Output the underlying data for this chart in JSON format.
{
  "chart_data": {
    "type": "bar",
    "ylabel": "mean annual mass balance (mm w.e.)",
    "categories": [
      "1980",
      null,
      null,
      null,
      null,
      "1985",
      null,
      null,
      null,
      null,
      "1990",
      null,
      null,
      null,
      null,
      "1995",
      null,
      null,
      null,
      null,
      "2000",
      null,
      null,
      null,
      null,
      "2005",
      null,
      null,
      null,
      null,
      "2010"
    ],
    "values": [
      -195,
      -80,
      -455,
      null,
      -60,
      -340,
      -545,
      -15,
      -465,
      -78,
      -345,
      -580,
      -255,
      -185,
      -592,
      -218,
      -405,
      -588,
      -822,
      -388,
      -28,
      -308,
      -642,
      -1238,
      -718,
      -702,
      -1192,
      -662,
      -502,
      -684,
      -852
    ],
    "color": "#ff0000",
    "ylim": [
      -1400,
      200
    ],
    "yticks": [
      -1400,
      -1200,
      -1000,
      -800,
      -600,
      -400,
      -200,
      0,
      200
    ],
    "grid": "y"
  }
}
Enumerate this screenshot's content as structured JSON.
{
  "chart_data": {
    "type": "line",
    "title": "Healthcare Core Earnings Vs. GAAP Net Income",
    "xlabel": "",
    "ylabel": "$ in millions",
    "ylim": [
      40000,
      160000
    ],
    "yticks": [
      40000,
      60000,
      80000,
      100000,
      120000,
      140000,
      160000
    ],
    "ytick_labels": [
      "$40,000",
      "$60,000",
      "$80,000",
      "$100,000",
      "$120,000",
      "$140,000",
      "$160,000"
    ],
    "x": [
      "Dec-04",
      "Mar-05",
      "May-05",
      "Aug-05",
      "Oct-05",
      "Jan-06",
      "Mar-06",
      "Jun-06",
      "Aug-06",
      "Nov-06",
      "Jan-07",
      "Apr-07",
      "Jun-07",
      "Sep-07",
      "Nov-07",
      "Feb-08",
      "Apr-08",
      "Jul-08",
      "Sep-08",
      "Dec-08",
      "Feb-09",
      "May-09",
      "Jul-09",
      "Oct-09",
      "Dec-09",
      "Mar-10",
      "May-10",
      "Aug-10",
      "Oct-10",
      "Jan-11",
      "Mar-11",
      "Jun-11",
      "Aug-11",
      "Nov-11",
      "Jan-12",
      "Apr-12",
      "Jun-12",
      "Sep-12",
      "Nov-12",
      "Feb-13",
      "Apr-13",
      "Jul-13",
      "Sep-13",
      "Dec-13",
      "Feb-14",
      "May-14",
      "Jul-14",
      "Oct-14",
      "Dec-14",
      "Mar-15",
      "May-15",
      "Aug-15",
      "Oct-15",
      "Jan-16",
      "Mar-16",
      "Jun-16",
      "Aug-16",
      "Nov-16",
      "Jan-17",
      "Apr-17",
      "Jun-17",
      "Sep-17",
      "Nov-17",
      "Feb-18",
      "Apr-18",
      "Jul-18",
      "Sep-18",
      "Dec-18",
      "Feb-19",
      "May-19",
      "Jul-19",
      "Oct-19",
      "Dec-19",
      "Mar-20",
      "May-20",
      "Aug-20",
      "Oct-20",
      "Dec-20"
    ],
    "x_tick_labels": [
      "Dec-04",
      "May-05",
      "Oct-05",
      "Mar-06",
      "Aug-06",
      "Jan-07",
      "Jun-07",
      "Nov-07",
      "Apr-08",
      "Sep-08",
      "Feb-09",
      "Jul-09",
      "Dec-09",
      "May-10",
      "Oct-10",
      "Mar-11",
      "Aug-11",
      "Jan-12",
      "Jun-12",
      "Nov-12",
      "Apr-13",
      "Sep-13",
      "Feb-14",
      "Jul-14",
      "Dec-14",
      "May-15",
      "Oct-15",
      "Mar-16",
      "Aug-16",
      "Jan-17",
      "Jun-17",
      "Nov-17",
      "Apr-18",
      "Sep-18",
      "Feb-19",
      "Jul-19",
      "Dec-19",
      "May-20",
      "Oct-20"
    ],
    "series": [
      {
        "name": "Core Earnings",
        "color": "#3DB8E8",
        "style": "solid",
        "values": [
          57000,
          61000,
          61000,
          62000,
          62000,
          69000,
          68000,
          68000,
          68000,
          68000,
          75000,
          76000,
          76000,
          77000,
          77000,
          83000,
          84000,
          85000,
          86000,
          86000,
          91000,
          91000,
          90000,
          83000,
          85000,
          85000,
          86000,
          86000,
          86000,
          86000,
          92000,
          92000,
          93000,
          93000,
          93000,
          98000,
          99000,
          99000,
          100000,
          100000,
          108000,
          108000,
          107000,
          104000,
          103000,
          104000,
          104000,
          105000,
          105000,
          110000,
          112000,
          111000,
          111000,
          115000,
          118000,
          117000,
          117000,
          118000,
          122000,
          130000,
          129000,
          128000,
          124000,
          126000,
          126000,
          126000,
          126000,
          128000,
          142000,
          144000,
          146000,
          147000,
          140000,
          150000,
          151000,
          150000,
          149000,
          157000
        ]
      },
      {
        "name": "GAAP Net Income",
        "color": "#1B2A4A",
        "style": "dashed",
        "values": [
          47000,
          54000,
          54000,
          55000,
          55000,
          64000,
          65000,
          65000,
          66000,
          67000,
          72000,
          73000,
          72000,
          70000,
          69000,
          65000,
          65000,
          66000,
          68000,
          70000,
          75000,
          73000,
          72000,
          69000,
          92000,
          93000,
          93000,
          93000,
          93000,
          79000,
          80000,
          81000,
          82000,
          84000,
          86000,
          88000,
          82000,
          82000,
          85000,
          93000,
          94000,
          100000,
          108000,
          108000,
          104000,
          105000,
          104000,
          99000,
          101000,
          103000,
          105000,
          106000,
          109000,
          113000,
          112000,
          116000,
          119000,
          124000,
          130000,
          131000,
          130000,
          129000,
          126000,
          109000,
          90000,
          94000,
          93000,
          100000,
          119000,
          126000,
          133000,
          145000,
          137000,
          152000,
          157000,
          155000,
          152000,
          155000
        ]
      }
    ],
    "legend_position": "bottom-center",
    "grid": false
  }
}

■ WORK INSTRUCTIONS: Take the records above and return them exactly as written.

■ RESULT:
Output the underlying data for this chart in JSON format.
{
  "chart_data": {
    "type": "bar",
    "ylabel": "mean annual mass balance (mm w.e.)",
    "categories": [
      "1980",
      null,
      null,
      null,
      null,
      "1985",
      null,
      null,
      null,
      null,
      "1990",
      null,
      null,
      null,
      null,
      "1995",
      null,
      null,
      null,
      null,
      "2000",
      null,
      null,
      null,
      null,
      "2005",
      null,
      null,
      null,
      null,
      "2010"
    ],
    "values": [
      -195,
      -80,
      -455,
      null,
      -60,
      -340,
      -545,
      -15,
      -465,
      -78,
      -345,
      -580,
      -255,
      -185,
      -592,
      -218,
      -405,
      -588,
      -822,
      -388,
      -28,
      -308,
      -642,
      -1238,
      -718,
      -702,
      -1192,
      -662,
      -502,
      -684,
      -852
    ],
    "color": "#ff0000",
    "ylim": [
      -1400,
      200
    ],
    "yticks": [
      -1400,
      -1200,
      -1000,
      -800,
      -600,
      -400,
      -200,
      0,
      200
    ],
    "grid": "y"
  }
}
Enumerate this screenshot's content as structured JSON.
{
  "chart_data": {
    "type": "line",
    "title": "Healthcare Core Earnings Vs. GAAP Net Income",
    "xlabel": "",
    "ylabel": "$ in millions",
    "ylim": [
      40000,
      160000
    ],
    "yticks": [
      40000,
      60000,
      80000,
      100000,
      120000,
      140000,
      160000
    ],
    "ytick_labels": [
      "$40,000",
      "$60,000",
      "$80,000",
      "$100,000",
      "$120,000",
      "$140,000",
      "$160,000"
    ],
    "x": [
      "Dec-04",
      "Mar-05",
      "May-05",
      "Aug-05",
      "Oct-05",
      "Jan-06",
      "Mar-06",
      "Jun-06",
      "Aug-06",
      "Nov-06",
      "Jan-07",
      "Apr-07",
      "Jun-07",
      "Sep-07",
      "Nov-07",
      "Feb-08",
      "Apr-08",
      "Jul-08",
      "Sep-08",
      "Dec-08",
      "Feb-09",
      "May-09",
      "Jul-09",
      "Oct-09",
      "Dec-09",
      "Mar-10",
      "May-10",
      "Aug-10",
      "Oct-10",
      "Jan-11",
      "Mar-11",
      "Jun-11",
      "Aug-11",
      "Nov-11",
      "Jan-12",
      "Apr-12",
      "Jun-12",
      "Sep-12",
      "Nov-12",
      "Feb-13",
      "Apr-13",
      "Jul-13",
      "Sep-13",
      "Dec-13",
      "Feb-14",
      "May-14",
      "Jul-14",
      "Oct-14",
      "Dec-14",
      "Mar-15",
      "May-15",
      "Aug-15",
      "Oct-15",
      "Jan-16",
      "Mar-16",
      "Jun-16",
      "Aug-16",
      "Nov-16",
      "Jan-17",
      "Apr-17",
      "Jun-17",
      "Sep-17",
      "Nov-17",
      "Feb-18",
      "Apr-18",
      "Jul-18",
      "Sep-18",
      "Dec-18",
      "Feb-19",
      "May-19",
      "Jul-19",
      "Oct-19",
      "Dec-19",
      "Mar-20",
      "May-20",
      "Aug-20",
      "Oct-20",
      "Dec-20"
    ],
    "x_tick_labels": [
      "Dec-04",
      "May-05",
      "Oct-05",
      "Mar-06",
      "Aug-06",
      "Jan-07",
      "Jun-07",
      "Nov-07",
      "Apr-08",
      "Sep-08",
      "Feb-09",
      "Jul-09",
      "Dec-09",
      "May-10",
      "Oct-10",
      "Mar-11",
      "Aug-11",
      "Jan-12",
      "Jun-12",
      "Nov-12",
      "Apr-13",
      "Sep-13",
      "Feb-14",
      "Jul-14",
      "Dec-14",
      "May-15",
      "Oct-15",
      "Mar-16",
      "Aug-16",
      "Jan-17",
      "Jun-17",
      "Nov-17",
      "Apr-18",
      "Sep-18",
      "Feb-19",
      "Jul-19",
      "Dec-19",
      "May-20",
      "Oct-20"
    ],
    "series": [
      {
        "name": "Core Earnings",
        "color": "#3DB8E8",
        "style": "solid",
        "values": [
          57000,
          61000,
          61000,
          62000,
          62000,
          69000,
          68000,
          68000,
          68000,
          68000,
          75000,
          76000,
          76000,
          77000,
          77000,
          83000,
          84000,
          85000,
          86000,
          86000,
          91000,
          91000,
          90000,
          83000,
          85000,
          85000,
          86000,
          86000,
          86000,
          86000,
          92000,
          92000,
          93000,
          93000,
          93000,
          98000,
          99000,
          99000,
          100000,
          100000,
          108000,
          108000,
          107000,
          104000,
          103000,
          104000,
          104000,
          105000,
          105000,
          110000,
          112000,
          111000,
          111000,
          115000,
          118000,
          117000,
          117000,
          118000,
          122000,
          130000,
          129000,
          128000,
          124000,
          126000,
          126000,
          126000,
          126000,
          128000,
          142000,
          144000,
          146000,
          147000,
          140000,
          150000,
          151000,
          150000,
          149000,
          157000
        ]
      },
      {
        "name": "GAAP Net Income",
        "color": "#1B2A4A",
        "style": "dashed",
        "values": [
          47000,
          54000,
          54000,
          55000,
          55000,
          64000,
          65000,
          65000,
          66000,
          67000,
          72000,
          73000,
          72000,
          70000,
          69000,
          65000,
          65000,
          66000,
          68000,
          70000,
          75000,
          73000,
          72000,
          69000,
          92000,
          93000,
          93000,
          93000,
          93000,
          79000,
          80000,
          81000,
          82000,
          84000,
          86000,
          88000,
          82000,
          82000,
          85000,
          93000,
          94000,
          100000,
          108000,
          108000,
          104000,
          105000,
          104000,
          99000,
          101000,
          103000,
          105000,
          106000,
          109000,
          113000,
          112000,
          116000,
          119000,
          124000,
          130000,
          131000,
          130000,
          129000,
          126000,
          109000,
          90000,
          94000,
          93000,
          100000,
          119000,
          126000,
          133000,
          145000,
          137000,
          152000,
          157000,
          155000,
          152000,
          155000
        ]
      }
    ],
    "legend_position": "bottom-center",
    "grid": false
  }
}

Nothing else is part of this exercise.